*** Records for the task ***
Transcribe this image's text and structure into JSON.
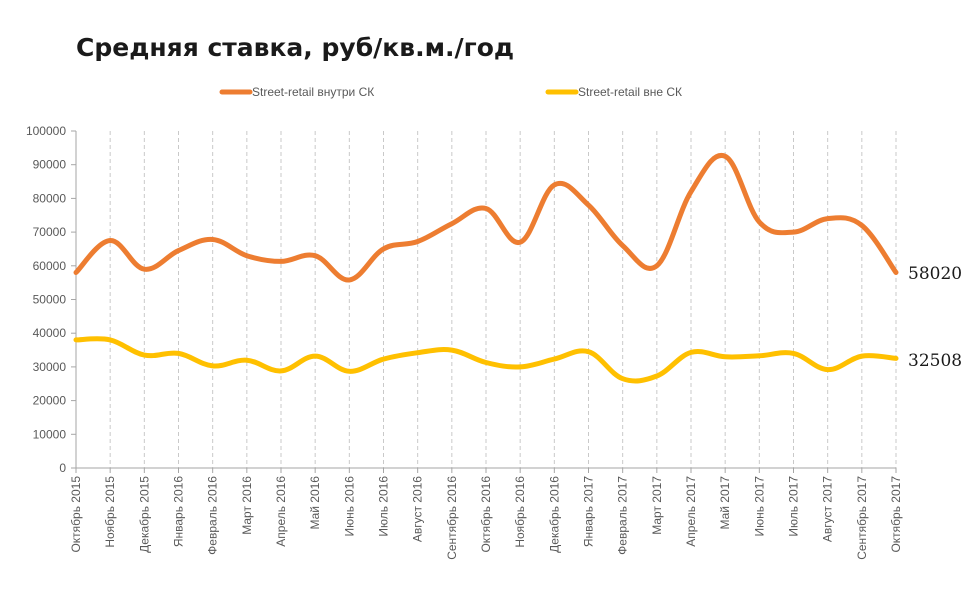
{
  "chart_data": {
    "type": "line",
    "title": "Средняя ставка, руб/кв.м./год",
    "categories": [
      "Октябрь 2015",
      "Ноябрь 2015",
      "Декабрь 2015",
      "Январь 2016",
      "Февраль 2016",
      "Март 2016",
      "Апрель 2016",
      "Май 2016",
      "Июнь 2016",
      "Июль 2016",
      "Август 2016",
      "Сентябрь 2016",
      "Октябрь 2016",
      "Ноябрь 2016",
      "Декабрь 2016",
      "Январь 2017",
      "Февраль 2017",
      "Март 2017",
      "Апрель 2017",
      "Май 2017",
      "Июнь 2017",
      "Июль 2017",
      "Август 2017",
      "Сентябрь 2017",
      "Октябрь 2017"
    ],
    "series": [
      {
        "name": "Street-retail внутри  СК",
        "color": "#ED7D31",
        "values": [
          58020,
          67500,
          59000,
          64500,
          67800,
          63000,
          61300,
          63000,
          55800,
          65000,
          67200,
          72500,
          77000,
          67000,
          84000,
          78000,
          66000,
          60000,
          82000,
          92500,
          73000,
          70000,
          74000,
          72000,
          58020
        ]
      },
      {
        "name": "Street-retail  вне СК",
        "color": "#FFC000",
        "values": [
          38000,
          38000,
          33500,
          34000,
          30300,
          32000,
          28800,
          33200,
          28700,
          32300,
          34200,
          35000,
          31300,
          30000,
          32300,
          34500,
          26500,
          27300,
          34300,
          33000,
          33300,
          34000,
          29200,
          33200,
          32508
        ]
      }
    ],
    "ylim": [
      0,
      100000
    ],
    "yticks": [
      0,
      10000,
      20000,
      30000,
      40000,
      50000,
      60000,
      70000,
      80000,
      90000,
      100000
    ],
    "end_labels": [
      "58020",
      "32508"
    ],
    "legend": "top",
    "grid": "vertical-dashed"
  }
}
***
* _What to work on_:
Go through the listing above and write it out again exactly, dropping the pictures.

* _Result below_:
Transcribe this image's text and structure into JSON.
{
  "chart_data": {
    "type": "line",
    "title": "Средняя ставка, руб/кв.м./год",
    "categories": [
      "Октябрь 2015",
      "Ноябрь 2015",
      "Декабрь 2015",
      "Январь 2016",
      "Февраль 2016",
      "Март 2016",
      "Апрель 2016",
      "Май 2016",
      "Июнь 2016",
      "Июль 2016",
      "Август 2016",
      "Сентябрь 2016",
      "Октябрь 2016",
      "Ноябрь 2016",
      "Декабрь 2016",
      "Январь 2017",
      "Февраль 2017",
      "Март 2017",
      "Апрель 2017",
      "Май 2017",
      "Июнь 2017",
      "Июль 2017",
      "Август 2017",
      "Сентябрь 2017",
      "Октябрь 2017"
    ],
    "series": [
      {
        "name": "Street-retail внутри  СК",
        "color": "#ED7D31",
        "values": [
          58020,
          67500,
          59000,
          64500,
          67800,
          63000,
          61300,
          63000,
          55800,
          65000,
          67200,
          72500,
          77000,
          67000,
          84000,
          78000,
          66000,
          60000,
          82000,
          92500,
          73000,
          70000,
          74000,
          72000,
          58020
        ]
      },
      {
        "name": "Street-retail  вне СК",
        "color": "#FFC000",
        "values": [
          38000,
          38000,
          33500,
          34000,
          30300,
          32000,
          28800,
          33200,
          28700,
          32300,
          34200,
          35000,
          31300,
          30000,
          32300,
          34500,
          26500,
          27300,
          34300,
          33000,
          33300,
          34000,
          29200,
          33200,
          32508
        ]
      }
    ],
    "ylim": [
      0,
      100000
    ],
    "yticks": [
      0,
      10000,
      20000,
      30000,
      40000,
      50000,
      60000,
      70000,
      80000,
      90000,
      100000
    ],
    "end_labels": [
      "58020",
      "32508"
    ],
    "legend": "top",
    "grid": "vertical-dashed"
  }
}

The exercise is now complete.